=== WHAT YOU NEED TO DO ===
Extract the listing below in full, unchanged.

=== SUPPLIED RECORDS ===
<<<<

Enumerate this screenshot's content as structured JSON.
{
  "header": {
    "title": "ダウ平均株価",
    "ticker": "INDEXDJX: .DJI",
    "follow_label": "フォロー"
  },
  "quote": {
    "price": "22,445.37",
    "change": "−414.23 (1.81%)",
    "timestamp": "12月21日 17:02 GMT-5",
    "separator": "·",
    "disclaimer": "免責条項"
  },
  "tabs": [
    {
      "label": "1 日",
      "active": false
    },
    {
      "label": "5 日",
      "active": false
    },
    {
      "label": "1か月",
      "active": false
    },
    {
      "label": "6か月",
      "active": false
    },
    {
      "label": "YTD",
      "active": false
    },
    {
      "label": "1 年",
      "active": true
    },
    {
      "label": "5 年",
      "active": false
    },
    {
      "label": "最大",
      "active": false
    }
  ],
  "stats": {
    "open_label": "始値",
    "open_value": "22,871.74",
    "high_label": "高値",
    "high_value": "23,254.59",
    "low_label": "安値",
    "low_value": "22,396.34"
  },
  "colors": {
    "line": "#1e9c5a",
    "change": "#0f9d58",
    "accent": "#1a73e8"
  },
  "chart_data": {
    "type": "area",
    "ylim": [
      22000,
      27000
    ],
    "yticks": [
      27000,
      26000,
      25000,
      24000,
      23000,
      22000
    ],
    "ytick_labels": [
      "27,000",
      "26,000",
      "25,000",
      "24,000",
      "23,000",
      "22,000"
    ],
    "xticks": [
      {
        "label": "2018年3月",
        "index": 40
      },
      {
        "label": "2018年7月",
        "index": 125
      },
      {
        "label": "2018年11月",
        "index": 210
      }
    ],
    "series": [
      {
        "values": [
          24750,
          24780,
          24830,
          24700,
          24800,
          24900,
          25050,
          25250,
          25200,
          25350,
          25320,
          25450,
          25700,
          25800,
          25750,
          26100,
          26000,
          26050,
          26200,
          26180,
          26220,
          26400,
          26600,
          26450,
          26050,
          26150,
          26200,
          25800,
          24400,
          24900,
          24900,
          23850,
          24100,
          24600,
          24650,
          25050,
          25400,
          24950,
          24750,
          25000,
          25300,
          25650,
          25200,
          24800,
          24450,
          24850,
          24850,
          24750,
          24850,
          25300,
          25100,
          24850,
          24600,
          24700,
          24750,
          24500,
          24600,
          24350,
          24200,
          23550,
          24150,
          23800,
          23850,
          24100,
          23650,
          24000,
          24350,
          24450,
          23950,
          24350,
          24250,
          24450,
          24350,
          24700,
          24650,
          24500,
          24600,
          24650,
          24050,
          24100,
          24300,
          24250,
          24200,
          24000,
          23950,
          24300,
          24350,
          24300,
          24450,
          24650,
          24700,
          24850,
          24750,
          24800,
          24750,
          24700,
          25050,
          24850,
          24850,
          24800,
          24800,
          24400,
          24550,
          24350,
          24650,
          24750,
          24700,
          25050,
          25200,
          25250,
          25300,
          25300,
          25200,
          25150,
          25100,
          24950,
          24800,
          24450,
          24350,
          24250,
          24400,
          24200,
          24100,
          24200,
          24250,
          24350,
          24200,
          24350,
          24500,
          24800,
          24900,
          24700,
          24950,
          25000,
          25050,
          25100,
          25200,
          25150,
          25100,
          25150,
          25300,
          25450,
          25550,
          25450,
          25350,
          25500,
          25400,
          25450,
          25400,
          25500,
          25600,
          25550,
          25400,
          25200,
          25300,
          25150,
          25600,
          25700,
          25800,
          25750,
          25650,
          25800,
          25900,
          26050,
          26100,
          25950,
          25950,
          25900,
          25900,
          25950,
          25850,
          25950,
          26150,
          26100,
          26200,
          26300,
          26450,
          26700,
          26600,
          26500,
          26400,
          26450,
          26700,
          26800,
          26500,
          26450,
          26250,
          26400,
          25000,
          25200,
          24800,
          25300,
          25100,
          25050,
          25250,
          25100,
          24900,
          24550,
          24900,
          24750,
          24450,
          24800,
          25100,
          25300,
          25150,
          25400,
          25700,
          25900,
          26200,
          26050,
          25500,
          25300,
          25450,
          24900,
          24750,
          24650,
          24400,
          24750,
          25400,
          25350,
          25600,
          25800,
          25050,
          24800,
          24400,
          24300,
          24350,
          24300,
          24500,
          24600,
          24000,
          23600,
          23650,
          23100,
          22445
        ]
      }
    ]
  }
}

>>>>

=== SOLUTION FOR THIS EXERCISE ===
Enumerate this screenshot's content as structured JSON.
{
  "header": {
    "title": "ダウ平均株価",
    "ticker": "INDEXDJX: .DJI",
    "follow_label": "フォロー"
  },
  "quote": {
    "price": "22,445.37",
    "change": "−414.23 (1.81%)",
    "timestamp": "12月21日 17:02 GMT-5",
    "separator": "·",
    "disclaimer": "免責条項"
  },
  "tabs": [
    {
      "label": "1 日",
      "active": false
    },
    {
      "label": "5 日",
      "active": false
    },
    {
      "label": "1か月",
      "active": false
    },
    {
      "label": "6か月",
      "active": false
    },
    {
      "label": "YTD",
      "active": false
    },
    {
      "label": "1 年",
      "active": true
    },
    {
      "label": "5 年",
      "active": false
    },
    {
      "label": "最大",
      "active": false
    }
  ],
  "stats": {
    "open_label": "始値",
    "open_value": "22,871.74",
    "high_label": "高値",
    "high_value": "23,254.59",
    "low_label": "安値",
    "low_value": "22,396.34"
  },
  "colors": {
    "line": "#1e9c5a",
    "change": "#0f9d58",
    "accent": "#1a73e8"
  },
  "chart_data": {
    "type": "area",
    "ylim": [
      22000,
      27000
    ],
    "yticks": [
      27000,
      26000,
      25000,
      24000,
      23000,
      22000
    ],
    "ytick_labels": [
      "27,000",
      "26,000",
      "25,000",
      "24,000",
      "23,000",
      "22,000"
    ],
    "xticks": [
      {
        "label": "2018年3月",
        "index": 40
      },
      {
        "label": "2018年7月",
        "index": 125
      },
      {
        "label": "2018年11月",
        "index": 210
      }
    ],
    "series": [
      {
        "values": [
          24750,
          24780,
          24830,
          24700,
          24800,
          24900,
          25050,
          25250,
          25200,
          25350,
          25320,
          25450,
          25700,
          25800,
          25750,
          26100,
          26000,
          26050,
          26200,
          26180,
          26220,
          26400,
          26600,
          26450,
          26050,
          26150,
          26200,
          25800,
          24400,
          24900,
          24900,
          23850,
          24100,
          24600,
          24650,
          25050,
          25400,
          24950,
          24750,
          25000,
          25300,
          25650,
          25200,
          24800,
          24450,
          24850,
          24850,
          24750,
          24850,
          25300,
          25100,
          24850,
          24600,
          24700,
          24750,
          24500,
          24600,
          24350,
          24200,
          23550,
          24150,
          23800,
          23850,
          24100,
          23650,
          24000,
          24350,
          24450,
          23950,
          24350,
          24250,
          24450,
          24350,
          24700,
          24650,
          24500,
          24600,
          24650,
          24050,
          24100,
          24300,
          24250,
          24200,
          24000,
          23950,
          24300,
          24350,
          24300,
          24450,
          24650,
          24700,
          24850,
          24750,
          24800,
          24750,
          24700,
          25050,
          24850,
          24850,
          24800,
          24800,
          24400,
          24550,
          24350,
          24650,
          24750,
          24700,
          25050,
          25200,
          25250,
          25300,
          25300,
          25200,
          25150,
          25100,
          24950,
          24800,
          24450,
          24350,
          24250,
          24400,
          24200,
          24100,
          24200,
          24250,
          24350,
          24200,
          24350,
          24500,
          24800,
          24900,
          24700,
          24950,
          25000,
          25050,
          25100,
          25200,
          25150,
          25100,
          25150,
          25300,
          25450,
          25550,
          25450,
          25350,
          25500,
          25400,
          25450,
          25400,
          25500,
          25600,
          25550,
          25400,
          25200,
          25300,
          25150,
          25600,
          25700,
          25800,
          25750,
          25650,
          25800,
          25900,
          26050,
          26100,
          25950,
          25950,
          25900,
          25900,
          25950,
          25850,
          25950,
          26150,
          26100,
          26200,
          26300,
          26450,
          26700,
          26600,
          26500,
          26400,
          26450,
          26700,
          26800,
          26500,
          26450,
          26250,
          26400,
          25000,
          25200,
          24800,
          25300,
          25100,
          25050,
          25250,
          25100,
          24900,
          24550,
          24900,
          24750,
          24450,
          24800,
          25100,
          25300,
          25150,
          25400,
          25700,
          25900,
          26200,
          26050,
          25500,
          25300,
          25450,
          24900,
          24750,
          24650,
          24400,
          24750,
          25400,
          25350,
          25600,
          25800,
          25050,
          24800,
          24400,
          24300,
          24350,
          24300,
          24500,
          24600,
          24000,
          23600,
          23650,
          23100,
          22445
        ]
      }
    ]
  }
}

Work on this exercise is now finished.